─── Input records
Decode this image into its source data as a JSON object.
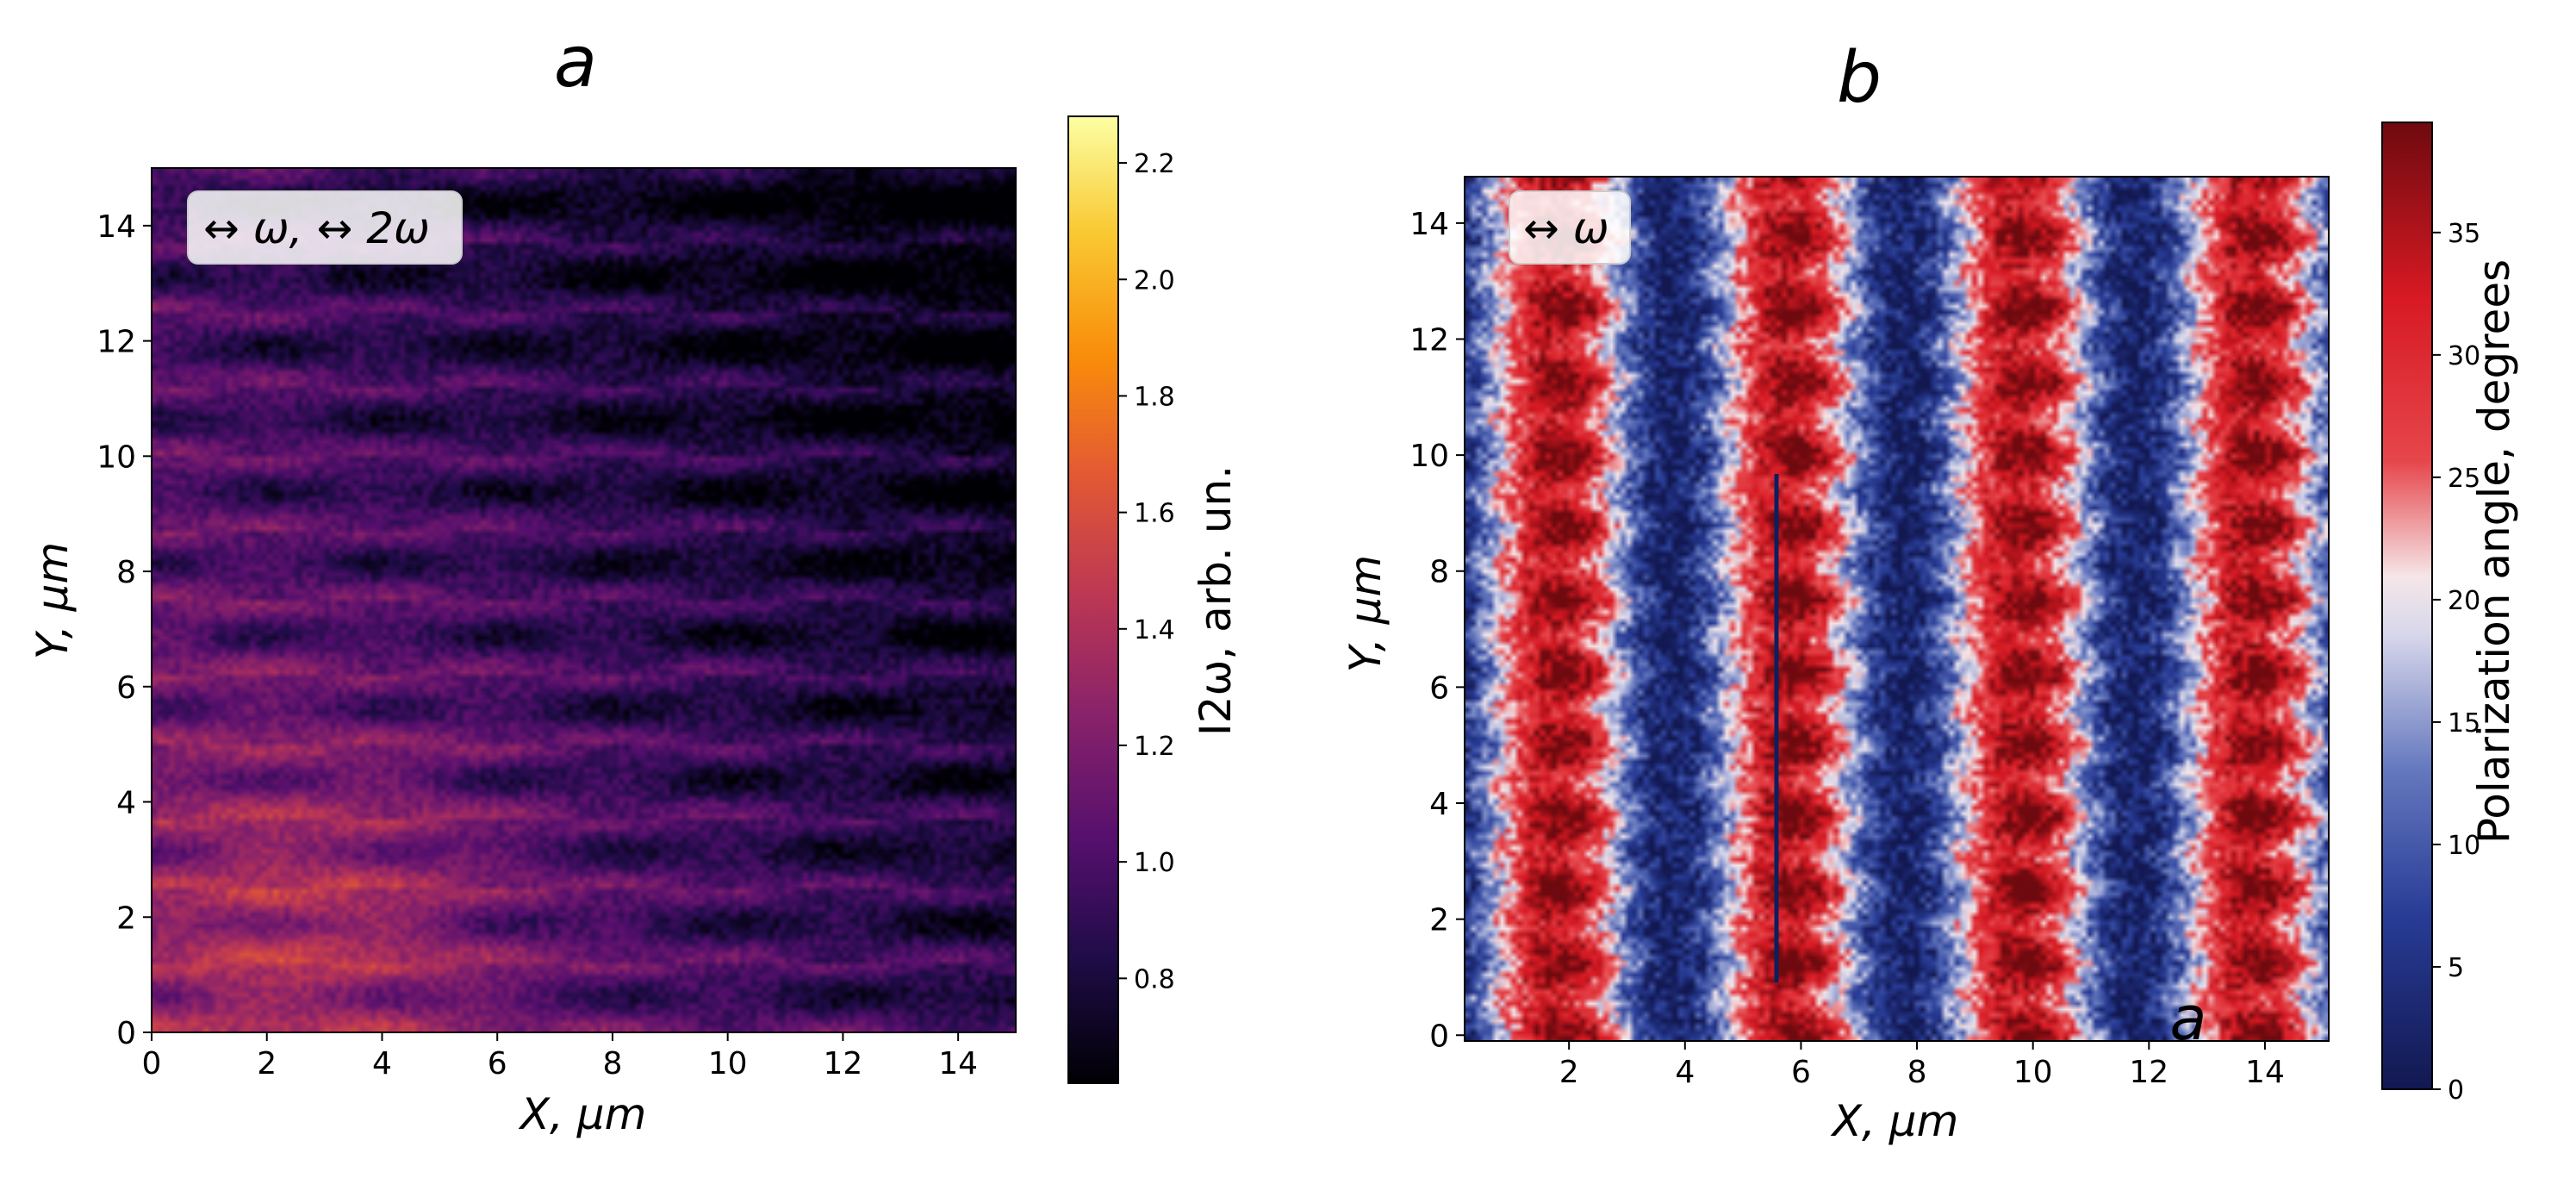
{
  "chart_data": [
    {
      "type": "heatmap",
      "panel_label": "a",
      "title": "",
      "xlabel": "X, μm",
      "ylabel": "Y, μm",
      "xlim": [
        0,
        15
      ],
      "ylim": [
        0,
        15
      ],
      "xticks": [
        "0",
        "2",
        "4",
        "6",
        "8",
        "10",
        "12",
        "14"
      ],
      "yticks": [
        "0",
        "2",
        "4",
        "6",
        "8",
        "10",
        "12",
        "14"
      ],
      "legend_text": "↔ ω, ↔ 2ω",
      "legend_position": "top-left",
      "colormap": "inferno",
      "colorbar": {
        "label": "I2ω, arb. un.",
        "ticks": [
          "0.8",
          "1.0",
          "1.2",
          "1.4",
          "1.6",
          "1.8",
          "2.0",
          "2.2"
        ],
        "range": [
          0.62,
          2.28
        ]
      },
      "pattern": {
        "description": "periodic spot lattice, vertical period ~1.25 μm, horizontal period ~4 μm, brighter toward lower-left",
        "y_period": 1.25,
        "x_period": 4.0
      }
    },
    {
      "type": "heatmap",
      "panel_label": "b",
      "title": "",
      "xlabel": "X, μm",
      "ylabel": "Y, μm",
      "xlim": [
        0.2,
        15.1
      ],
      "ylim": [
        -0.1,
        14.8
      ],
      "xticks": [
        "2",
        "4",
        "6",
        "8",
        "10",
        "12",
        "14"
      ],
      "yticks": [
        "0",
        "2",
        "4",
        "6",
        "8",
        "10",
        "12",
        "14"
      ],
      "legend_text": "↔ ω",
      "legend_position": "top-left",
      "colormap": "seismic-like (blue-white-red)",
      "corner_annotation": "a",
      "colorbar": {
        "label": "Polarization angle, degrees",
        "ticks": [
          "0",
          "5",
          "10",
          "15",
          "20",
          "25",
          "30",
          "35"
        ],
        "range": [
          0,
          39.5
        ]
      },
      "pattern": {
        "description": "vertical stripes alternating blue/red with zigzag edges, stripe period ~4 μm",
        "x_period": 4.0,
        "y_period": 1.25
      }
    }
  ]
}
──────
» Work to do
Print each record exactly as it stands, leaving the images out.

» The output
Decode this image into its source data as a JSON object.
{
  "chart_data": [
    {
      "type": "heatmap",
      "panel_label": "a",
      "title": "",
      "xlabel": "X, μm",
      "ylabel": "Y, μm",
      "xlim": [
        0,
        15
      ],
      "ylim": [
        0,
        15
      ],
      "xticks": [
        "0",
        "2",
        "4",
        "6",
        "8",
        "10",
        "12",
        "14"
      ],
      "yticks": [
        "0",
        "2",
        "4",
        "6",
        "8",
        "10",
        "12",
        "14"
      ],
      "legend_text": "↔ ω, ↔ 2ω",
      "legend_position": "top-left",
      "colormap": "inferno",
      "colorbar": {
        "label": "I2ω, arb. un.",
        "ticks": [
          "0.8",
          "1.0",
          "1.2",
          "1.4",
          "1.6",
          "1.8",
          "2.0",
          "2.2"
        ],
        "range": [
          0.62,
          2.28
        ]
      },
      "pattern": {
        "description": "periodic spot lattice, vertical period ~1.25 μm, horizontal period ~4 μm, brighter toward lower-left",
        "y_period": 1.25,
        "x_period": 4.0
      }
    },
    {
      "type": "heatmap",
      "panel_label": "b",
      "title": "",
      "xlabel": "X, μm",
      "ylabel": "Y, μm",
      "xlim": [
        0.2,
        15.1
      ],
      "ylim": [
        -0.1,
        14.8
      ],
      "xticks": [
        "2",
        "4",
        "6",
        "8",
        "10",
        "12",
        "14"
      ],
      "yticks": [
        "0",
        "2",
        "4",
        "6",
        "8",
        "10",
        "12",
        "14"
      ],
      "legend_text": "↔ ω",
      "legend_position": "top-left",
      "colormap": "seismic-like (blue-white-red)",
      "corner_annotation": "a",
      "colorbar": {
        "label": "Polarization angle, degrees",
        "ticks": [
          "0",
          "5",
          "10",
          "15",
          "20",
          "25",
          "30",
          "35"
        ],
        "range": [
          0,
          39.5
        ]
      },
      "pattern": {
        "description": "vertical stripes alternating blue/red with zigzag edges, stripe period ~4 μm",
        "x_period": 4.0,
        "y_period": 1.25
      }
    }
  ]
}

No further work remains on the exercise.